◆ **Challenge**
Wherever the word "resolution" appears in a line, extract that line.
══ Data supplied ══
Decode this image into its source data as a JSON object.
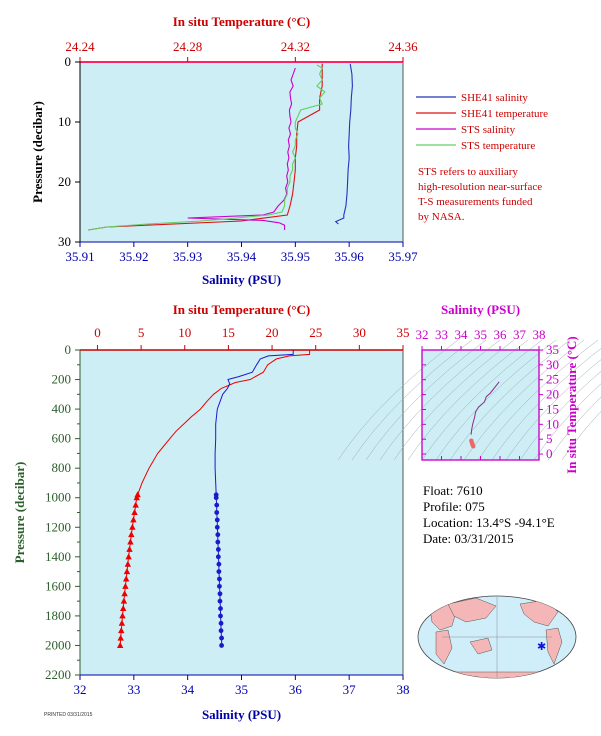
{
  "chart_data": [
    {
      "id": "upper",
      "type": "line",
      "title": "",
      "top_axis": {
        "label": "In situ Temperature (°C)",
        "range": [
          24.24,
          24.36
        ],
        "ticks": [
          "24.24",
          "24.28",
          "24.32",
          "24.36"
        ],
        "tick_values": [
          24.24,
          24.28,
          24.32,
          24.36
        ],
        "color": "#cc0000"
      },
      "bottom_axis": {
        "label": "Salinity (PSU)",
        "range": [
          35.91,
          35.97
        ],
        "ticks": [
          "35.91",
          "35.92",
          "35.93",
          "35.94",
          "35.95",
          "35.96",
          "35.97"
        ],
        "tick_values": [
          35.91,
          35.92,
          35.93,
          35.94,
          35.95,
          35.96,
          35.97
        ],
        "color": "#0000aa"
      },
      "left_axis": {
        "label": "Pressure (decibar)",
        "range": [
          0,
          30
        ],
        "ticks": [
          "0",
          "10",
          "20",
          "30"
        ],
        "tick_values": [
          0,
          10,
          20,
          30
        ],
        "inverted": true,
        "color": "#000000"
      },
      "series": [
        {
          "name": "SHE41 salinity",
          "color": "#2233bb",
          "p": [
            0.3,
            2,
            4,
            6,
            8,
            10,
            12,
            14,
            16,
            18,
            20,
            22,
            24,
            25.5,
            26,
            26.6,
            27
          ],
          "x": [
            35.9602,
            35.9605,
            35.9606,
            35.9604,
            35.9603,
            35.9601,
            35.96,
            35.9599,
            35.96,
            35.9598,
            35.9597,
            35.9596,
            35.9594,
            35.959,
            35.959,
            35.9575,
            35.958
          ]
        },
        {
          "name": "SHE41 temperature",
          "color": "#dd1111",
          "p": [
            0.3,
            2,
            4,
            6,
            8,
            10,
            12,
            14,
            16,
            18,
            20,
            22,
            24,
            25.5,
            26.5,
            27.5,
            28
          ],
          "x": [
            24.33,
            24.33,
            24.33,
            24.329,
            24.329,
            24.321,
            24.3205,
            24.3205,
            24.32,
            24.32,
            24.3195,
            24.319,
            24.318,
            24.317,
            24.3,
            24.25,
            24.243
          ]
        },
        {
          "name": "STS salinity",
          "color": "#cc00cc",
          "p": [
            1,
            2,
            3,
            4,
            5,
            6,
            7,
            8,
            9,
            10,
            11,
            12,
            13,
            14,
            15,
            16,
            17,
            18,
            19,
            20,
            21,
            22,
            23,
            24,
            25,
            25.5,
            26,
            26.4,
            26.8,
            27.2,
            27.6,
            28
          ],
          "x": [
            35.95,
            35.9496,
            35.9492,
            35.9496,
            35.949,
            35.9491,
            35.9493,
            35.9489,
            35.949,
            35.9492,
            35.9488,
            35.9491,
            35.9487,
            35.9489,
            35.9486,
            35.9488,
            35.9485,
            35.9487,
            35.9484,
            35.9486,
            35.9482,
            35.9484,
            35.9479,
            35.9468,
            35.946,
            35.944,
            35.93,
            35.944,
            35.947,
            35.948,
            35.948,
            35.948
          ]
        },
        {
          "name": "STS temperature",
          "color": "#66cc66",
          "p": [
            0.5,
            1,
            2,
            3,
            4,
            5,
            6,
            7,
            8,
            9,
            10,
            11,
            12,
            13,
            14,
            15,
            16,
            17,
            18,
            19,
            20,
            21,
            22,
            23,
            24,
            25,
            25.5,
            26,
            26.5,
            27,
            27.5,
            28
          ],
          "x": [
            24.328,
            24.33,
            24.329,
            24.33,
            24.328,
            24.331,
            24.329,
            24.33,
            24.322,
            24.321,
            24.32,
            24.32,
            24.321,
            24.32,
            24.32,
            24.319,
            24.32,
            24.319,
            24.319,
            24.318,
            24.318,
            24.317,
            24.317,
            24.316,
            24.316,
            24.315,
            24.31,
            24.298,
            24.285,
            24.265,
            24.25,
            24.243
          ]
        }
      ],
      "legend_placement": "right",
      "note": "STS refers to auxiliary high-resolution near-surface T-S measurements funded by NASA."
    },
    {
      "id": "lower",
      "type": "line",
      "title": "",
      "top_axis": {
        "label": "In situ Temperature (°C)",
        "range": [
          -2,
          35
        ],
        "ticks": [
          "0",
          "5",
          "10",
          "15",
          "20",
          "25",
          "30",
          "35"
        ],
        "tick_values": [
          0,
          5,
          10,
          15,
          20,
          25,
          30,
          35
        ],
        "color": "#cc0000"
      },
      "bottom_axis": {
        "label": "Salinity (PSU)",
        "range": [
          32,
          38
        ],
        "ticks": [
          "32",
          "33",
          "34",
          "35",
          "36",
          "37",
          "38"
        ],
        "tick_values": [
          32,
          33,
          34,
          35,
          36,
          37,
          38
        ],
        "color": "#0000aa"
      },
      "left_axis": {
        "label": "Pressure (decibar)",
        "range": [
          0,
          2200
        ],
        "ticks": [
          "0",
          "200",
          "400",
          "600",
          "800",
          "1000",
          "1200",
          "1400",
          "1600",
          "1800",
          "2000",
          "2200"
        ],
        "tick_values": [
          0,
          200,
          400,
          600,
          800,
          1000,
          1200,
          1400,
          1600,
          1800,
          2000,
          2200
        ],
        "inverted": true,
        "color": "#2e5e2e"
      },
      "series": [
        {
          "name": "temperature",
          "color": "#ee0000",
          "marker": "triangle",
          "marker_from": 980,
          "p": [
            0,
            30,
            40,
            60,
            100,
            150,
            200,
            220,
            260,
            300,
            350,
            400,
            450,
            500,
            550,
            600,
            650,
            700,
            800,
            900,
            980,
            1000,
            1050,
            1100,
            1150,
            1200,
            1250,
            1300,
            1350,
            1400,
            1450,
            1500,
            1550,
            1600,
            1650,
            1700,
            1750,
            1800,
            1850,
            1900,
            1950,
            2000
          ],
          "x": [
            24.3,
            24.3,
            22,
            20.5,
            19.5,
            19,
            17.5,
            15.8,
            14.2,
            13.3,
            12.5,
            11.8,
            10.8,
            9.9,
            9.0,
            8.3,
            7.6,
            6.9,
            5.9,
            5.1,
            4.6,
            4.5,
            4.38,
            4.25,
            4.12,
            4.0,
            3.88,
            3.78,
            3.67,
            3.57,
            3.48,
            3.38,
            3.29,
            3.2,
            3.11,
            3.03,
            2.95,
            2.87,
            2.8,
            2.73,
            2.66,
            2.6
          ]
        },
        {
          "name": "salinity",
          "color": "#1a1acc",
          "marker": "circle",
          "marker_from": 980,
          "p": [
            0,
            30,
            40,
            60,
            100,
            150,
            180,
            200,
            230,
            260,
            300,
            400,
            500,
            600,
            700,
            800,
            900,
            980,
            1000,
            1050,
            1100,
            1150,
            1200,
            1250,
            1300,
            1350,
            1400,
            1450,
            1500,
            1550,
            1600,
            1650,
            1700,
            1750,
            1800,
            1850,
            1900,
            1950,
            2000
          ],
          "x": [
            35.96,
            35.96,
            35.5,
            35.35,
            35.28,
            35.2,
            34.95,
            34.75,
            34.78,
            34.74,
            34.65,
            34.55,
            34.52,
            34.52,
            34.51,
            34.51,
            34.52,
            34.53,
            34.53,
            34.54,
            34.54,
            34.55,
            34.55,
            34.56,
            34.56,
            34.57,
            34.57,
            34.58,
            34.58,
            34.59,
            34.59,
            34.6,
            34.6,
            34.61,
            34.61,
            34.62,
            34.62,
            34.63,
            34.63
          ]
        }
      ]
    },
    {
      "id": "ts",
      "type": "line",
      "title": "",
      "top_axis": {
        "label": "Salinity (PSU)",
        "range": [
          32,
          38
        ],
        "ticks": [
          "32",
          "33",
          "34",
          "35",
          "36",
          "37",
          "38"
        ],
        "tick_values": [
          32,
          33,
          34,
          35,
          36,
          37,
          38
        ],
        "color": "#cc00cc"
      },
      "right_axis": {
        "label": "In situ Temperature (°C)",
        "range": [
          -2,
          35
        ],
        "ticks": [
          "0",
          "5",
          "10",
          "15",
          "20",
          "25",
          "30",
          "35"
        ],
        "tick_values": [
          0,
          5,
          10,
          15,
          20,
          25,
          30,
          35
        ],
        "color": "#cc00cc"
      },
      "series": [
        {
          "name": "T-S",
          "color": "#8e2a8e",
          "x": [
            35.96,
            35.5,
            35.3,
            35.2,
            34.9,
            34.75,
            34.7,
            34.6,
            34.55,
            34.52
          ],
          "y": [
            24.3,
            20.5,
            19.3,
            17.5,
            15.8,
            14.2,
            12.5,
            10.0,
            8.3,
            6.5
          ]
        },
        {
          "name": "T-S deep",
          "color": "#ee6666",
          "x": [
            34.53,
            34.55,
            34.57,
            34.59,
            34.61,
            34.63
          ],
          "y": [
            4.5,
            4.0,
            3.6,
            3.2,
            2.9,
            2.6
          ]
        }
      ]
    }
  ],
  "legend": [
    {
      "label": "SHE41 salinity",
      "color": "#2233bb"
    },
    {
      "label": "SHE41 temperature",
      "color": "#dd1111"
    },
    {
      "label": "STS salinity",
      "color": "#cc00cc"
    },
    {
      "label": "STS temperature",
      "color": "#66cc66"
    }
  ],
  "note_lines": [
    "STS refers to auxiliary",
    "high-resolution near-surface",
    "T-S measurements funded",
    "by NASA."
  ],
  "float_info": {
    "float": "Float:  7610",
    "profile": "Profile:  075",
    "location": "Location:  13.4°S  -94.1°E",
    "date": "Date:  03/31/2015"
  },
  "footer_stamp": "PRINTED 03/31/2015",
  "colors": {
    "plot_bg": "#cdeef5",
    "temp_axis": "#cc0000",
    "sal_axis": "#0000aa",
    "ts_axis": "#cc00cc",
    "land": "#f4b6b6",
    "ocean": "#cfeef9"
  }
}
═══
══ Data supplied ══
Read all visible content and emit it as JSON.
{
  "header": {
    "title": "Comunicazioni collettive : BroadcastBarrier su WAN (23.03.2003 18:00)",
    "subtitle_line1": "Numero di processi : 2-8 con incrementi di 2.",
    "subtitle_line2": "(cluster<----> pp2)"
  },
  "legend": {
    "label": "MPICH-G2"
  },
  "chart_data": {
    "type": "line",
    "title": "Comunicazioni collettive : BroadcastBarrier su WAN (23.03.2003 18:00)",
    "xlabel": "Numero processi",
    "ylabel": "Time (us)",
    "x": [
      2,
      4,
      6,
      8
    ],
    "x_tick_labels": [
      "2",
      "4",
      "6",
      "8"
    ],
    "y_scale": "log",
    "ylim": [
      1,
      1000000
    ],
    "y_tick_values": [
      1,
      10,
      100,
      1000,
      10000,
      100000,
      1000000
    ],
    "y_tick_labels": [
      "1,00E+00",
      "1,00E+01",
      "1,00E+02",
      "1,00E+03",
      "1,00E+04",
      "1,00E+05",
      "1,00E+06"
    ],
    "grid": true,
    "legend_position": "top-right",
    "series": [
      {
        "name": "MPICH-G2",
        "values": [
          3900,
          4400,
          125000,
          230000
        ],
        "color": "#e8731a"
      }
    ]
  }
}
═══
◆ **Written answer**
      "note": "STS refers to auxiliary high-resolution near-surface T-S measurements funded by NASA."
    "high-resolution near-surface",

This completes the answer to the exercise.